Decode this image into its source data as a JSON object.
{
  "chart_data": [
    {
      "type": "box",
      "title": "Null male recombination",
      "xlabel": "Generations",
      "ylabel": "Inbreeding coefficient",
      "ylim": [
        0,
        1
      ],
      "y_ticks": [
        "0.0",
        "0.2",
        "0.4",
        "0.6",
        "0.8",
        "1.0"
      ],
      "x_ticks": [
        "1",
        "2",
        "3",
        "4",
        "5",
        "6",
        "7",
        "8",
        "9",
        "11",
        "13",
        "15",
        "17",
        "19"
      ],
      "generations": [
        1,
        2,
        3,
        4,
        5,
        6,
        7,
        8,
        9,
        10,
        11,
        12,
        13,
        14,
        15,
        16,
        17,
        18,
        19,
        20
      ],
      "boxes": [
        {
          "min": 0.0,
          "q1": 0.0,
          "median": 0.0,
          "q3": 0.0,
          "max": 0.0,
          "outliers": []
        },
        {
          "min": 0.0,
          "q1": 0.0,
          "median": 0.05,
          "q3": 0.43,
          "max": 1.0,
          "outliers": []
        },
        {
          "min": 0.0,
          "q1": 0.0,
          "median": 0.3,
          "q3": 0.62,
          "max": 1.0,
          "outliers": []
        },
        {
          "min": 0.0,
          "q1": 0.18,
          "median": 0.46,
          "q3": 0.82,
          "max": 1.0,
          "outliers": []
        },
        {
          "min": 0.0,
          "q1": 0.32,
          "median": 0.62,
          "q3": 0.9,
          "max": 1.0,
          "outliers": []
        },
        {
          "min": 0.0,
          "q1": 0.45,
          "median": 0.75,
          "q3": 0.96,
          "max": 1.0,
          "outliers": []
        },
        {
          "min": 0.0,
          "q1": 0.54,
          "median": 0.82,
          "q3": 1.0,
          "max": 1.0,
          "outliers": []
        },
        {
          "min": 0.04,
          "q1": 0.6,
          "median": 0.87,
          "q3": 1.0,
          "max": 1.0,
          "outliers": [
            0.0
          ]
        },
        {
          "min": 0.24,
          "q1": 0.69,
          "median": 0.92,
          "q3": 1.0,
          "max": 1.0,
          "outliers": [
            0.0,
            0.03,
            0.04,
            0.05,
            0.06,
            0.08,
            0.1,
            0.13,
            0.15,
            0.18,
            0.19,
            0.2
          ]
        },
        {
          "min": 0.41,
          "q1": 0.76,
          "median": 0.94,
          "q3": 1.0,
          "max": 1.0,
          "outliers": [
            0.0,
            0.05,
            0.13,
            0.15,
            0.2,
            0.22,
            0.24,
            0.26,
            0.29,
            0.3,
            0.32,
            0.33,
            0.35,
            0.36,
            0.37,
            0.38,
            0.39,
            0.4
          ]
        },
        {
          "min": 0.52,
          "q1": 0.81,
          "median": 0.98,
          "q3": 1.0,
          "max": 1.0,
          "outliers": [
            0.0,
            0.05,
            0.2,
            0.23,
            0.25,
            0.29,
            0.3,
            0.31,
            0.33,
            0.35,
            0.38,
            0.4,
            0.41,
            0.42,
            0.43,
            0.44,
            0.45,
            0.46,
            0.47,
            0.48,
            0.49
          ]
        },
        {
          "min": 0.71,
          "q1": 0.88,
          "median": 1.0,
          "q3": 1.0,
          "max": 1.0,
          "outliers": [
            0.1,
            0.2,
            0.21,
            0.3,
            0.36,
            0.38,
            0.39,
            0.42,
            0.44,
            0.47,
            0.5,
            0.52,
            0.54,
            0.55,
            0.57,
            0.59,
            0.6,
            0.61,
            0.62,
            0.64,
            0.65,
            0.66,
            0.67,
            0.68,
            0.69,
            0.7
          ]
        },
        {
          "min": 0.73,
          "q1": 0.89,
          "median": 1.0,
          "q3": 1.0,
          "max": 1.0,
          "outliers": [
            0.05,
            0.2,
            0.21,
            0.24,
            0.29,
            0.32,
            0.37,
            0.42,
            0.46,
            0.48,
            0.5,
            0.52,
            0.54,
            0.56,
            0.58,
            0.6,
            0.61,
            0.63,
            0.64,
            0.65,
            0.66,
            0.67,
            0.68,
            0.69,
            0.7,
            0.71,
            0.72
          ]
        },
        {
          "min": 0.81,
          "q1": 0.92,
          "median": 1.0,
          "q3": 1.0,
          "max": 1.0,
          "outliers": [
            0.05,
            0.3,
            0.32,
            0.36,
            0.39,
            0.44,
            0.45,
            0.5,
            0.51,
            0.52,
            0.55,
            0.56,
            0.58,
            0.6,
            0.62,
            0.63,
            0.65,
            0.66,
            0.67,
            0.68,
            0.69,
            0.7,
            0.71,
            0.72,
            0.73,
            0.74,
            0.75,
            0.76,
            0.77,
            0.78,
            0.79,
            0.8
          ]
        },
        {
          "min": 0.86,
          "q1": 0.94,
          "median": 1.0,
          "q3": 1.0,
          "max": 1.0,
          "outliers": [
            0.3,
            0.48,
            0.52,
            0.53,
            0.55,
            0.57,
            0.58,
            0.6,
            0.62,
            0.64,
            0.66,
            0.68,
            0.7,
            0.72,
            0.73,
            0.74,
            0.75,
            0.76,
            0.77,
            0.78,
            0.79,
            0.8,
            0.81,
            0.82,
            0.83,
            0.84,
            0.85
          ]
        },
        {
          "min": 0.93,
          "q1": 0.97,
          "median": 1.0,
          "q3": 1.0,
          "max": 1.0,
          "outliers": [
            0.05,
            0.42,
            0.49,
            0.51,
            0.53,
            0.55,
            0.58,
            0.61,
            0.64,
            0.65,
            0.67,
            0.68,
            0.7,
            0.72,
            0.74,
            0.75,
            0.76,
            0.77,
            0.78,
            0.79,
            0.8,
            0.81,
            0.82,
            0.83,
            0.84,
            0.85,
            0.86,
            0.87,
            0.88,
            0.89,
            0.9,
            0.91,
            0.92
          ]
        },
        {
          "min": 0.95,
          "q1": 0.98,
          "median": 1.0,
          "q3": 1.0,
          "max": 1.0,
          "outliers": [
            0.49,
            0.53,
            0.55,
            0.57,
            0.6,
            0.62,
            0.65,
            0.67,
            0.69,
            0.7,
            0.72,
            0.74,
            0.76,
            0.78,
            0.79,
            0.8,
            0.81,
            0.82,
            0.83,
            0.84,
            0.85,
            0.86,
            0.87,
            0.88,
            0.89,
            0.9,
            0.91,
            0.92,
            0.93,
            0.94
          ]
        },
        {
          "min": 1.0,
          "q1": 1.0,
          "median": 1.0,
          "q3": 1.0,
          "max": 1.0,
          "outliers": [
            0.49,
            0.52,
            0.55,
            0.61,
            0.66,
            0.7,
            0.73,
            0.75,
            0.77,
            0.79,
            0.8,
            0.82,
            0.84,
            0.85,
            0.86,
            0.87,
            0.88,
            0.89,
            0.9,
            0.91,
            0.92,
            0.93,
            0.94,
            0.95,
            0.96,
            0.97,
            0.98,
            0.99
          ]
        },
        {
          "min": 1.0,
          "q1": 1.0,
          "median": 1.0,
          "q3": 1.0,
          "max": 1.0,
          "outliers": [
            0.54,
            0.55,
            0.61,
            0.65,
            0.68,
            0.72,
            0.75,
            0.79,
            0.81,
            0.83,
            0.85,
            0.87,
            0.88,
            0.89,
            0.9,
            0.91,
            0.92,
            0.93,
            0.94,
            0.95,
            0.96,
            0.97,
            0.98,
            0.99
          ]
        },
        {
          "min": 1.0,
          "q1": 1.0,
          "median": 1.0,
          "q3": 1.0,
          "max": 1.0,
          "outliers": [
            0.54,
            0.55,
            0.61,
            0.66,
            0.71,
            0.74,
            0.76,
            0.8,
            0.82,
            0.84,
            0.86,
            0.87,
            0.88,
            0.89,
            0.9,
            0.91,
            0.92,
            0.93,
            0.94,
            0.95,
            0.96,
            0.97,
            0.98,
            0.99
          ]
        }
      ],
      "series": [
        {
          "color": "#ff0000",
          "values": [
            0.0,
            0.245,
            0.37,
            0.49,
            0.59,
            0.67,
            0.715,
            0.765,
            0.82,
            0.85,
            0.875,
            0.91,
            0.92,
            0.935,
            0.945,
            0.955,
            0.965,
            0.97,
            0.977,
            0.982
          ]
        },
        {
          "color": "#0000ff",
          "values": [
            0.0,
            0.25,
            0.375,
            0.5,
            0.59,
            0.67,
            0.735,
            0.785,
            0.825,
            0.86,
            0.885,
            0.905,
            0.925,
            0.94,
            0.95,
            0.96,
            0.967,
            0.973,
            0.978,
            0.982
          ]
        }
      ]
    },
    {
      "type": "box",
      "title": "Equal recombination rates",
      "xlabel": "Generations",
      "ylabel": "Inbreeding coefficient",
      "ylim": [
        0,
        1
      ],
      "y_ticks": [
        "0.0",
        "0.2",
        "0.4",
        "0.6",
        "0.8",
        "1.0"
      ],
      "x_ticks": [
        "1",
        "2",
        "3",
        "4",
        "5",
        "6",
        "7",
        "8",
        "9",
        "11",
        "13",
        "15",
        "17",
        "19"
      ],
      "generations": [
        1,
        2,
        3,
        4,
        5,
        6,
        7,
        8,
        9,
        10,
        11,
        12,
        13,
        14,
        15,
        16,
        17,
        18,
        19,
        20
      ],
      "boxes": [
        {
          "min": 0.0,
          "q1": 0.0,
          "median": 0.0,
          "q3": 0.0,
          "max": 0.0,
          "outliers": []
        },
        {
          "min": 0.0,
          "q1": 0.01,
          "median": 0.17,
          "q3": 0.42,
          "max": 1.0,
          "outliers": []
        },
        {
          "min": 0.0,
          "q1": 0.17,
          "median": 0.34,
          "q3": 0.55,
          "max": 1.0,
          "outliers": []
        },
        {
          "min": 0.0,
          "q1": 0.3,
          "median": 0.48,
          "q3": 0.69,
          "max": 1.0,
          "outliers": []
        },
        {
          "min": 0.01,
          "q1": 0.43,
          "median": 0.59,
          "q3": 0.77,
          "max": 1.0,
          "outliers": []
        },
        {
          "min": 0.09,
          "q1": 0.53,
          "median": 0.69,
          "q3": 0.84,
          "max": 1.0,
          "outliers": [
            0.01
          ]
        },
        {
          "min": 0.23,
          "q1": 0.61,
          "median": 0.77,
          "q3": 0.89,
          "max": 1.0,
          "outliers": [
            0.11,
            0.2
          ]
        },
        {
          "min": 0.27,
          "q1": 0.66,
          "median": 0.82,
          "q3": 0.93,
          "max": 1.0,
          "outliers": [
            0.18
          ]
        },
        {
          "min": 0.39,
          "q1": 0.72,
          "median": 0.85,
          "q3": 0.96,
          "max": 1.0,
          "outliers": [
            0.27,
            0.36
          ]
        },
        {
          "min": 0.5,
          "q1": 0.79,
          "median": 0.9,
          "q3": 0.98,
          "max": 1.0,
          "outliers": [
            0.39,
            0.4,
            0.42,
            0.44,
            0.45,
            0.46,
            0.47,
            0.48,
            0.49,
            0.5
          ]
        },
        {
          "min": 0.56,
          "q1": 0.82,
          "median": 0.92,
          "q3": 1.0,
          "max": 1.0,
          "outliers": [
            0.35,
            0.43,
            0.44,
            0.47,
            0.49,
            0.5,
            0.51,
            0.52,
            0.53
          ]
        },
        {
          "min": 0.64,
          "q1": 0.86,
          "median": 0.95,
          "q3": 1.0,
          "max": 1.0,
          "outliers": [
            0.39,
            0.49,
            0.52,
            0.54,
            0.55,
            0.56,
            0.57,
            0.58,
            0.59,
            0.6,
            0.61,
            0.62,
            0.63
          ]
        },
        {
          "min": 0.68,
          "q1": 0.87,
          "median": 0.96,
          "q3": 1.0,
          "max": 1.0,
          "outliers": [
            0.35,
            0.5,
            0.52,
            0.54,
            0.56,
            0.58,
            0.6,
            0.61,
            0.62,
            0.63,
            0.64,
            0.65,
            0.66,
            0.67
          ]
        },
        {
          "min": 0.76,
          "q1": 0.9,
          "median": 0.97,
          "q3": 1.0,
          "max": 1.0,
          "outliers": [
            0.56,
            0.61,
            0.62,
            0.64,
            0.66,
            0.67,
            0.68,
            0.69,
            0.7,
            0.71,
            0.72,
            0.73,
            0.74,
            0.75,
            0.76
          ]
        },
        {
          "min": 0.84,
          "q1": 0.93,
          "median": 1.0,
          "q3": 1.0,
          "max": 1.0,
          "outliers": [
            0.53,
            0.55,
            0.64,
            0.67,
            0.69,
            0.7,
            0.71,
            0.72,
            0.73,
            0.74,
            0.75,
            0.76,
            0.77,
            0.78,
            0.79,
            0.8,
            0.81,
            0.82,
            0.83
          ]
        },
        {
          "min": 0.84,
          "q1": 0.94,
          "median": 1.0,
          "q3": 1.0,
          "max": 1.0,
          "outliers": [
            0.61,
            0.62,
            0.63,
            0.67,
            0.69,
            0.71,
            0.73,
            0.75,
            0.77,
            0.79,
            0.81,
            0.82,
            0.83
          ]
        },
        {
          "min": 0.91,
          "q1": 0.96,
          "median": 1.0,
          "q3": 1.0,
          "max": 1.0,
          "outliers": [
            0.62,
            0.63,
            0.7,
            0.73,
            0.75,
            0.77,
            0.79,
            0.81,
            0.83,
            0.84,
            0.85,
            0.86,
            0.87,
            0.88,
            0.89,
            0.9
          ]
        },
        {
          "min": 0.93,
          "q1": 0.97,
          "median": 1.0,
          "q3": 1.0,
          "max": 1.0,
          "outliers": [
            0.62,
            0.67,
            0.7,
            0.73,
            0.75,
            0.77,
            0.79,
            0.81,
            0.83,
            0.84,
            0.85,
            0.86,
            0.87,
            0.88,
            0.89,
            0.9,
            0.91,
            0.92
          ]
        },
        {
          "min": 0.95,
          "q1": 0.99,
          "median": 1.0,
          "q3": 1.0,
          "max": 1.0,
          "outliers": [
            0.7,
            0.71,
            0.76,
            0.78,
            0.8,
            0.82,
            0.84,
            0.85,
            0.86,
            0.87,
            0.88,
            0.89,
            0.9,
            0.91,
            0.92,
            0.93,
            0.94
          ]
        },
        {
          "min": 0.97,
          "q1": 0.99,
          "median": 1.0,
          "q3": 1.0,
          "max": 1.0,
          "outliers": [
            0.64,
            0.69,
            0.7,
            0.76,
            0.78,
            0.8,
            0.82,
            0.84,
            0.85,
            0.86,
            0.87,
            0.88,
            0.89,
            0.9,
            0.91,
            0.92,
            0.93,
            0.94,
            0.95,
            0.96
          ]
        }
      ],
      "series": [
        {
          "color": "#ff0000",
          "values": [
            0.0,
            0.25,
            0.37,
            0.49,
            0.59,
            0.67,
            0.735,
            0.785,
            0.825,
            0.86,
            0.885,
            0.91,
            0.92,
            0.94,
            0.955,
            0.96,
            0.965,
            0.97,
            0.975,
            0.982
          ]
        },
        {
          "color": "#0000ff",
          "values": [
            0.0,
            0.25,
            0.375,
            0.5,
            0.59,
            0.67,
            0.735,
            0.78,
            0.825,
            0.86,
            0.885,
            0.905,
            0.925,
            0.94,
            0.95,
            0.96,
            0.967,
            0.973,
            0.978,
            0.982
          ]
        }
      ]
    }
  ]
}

**WHAT TO DO**
Pull out every line in the material above where "recombination" occurs.

**TASK SOLUTION**
      "title": "Null male recombination",
      "title": "Equal recombination rates",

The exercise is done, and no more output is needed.